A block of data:
════

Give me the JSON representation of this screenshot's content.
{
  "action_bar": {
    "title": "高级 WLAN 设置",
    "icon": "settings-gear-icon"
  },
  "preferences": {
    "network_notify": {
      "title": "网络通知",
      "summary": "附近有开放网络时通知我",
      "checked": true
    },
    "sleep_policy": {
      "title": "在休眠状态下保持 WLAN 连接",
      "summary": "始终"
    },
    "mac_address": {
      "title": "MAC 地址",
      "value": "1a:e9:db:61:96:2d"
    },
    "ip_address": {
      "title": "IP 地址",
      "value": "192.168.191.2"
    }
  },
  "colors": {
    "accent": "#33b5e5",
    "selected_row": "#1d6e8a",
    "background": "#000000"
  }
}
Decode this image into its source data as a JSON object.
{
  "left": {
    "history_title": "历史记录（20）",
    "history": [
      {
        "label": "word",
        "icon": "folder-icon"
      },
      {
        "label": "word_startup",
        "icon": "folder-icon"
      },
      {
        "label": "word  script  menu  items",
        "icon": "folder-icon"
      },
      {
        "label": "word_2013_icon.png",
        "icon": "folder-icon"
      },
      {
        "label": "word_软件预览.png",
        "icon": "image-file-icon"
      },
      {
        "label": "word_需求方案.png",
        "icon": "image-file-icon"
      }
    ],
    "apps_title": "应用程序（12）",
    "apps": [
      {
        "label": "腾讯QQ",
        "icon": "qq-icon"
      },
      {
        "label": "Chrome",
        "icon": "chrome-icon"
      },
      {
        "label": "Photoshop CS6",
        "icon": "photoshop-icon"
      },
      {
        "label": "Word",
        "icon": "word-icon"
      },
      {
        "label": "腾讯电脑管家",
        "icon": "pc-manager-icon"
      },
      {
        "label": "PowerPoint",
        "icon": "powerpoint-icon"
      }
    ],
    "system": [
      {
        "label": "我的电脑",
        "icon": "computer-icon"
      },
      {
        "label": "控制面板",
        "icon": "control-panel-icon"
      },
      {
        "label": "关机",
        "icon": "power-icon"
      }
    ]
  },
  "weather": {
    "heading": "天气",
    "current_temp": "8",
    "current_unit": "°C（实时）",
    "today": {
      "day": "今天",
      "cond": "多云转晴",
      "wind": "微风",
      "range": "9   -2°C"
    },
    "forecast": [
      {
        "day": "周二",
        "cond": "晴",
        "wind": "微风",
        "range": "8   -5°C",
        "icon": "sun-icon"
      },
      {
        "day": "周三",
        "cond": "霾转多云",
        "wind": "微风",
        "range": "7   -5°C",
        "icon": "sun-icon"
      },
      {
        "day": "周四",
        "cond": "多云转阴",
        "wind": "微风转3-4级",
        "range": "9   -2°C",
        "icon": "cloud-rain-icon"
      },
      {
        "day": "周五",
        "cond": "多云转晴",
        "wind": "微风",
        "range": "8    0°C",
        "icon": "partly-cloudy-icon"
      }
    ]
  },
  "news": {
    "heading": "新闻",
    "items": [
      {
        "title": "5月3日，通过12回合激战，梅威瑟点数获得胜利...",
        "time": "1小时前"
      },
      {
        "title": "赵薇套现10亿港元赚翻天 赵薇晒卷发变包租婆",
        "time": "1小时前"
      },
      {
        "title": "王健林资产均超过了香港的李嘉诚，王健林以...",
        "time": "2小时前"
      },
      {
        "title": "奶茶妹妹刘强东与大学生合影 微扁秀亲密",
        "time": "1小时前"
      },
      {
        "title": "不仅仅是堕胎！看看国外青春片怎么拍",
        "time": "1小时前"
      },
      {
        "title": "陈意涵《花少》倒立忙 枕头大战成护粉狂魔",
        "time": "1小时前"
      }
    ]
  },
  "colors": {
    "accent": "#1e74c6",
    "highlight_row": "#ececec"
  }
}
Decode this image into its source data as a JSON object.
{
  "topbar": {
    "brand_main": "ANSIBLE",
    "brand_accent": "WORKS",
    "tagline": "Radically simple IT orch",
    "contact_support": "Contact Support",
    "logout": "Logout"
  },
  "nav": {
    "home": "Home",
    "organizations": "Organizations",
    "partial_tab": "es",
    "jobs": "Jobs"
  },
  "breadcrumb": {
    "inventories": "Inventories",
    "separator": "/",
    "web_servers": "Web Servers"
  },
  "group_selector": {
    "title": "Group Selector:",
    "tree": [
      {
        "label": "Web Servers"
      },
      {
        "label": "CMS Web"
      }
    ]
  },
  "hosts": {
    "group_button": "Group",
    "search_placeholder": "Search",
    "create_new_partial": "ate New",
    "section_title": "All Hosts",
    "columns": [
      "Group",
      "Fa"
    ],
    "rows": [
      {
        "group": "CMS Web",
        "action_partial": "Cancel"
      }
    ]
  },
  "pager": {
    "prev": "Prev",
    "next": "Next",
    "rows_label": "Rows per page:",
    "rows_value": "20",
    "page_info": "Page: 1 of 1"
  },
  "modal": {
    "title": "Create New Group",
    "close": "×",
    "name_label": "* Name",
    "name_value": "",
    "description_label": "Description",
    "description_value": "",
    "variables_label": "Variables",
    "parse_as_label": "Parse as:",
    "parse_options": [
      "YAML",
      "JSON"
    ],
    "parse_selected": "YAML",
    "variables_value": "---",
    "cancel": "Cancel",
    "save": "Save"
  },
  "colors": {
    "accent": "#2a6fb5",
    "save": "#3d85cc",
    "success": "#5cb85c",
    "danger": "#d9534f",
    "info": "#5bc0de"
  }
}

════

What needs to be done:
Check every line for "JSON" and show the ones that have it.

Output below:
Give me the JSON representation of this screenshot's content.
Decode this image into its source data as a JSON object.
Decode this image into its source data as a JSON object.
      "JSON"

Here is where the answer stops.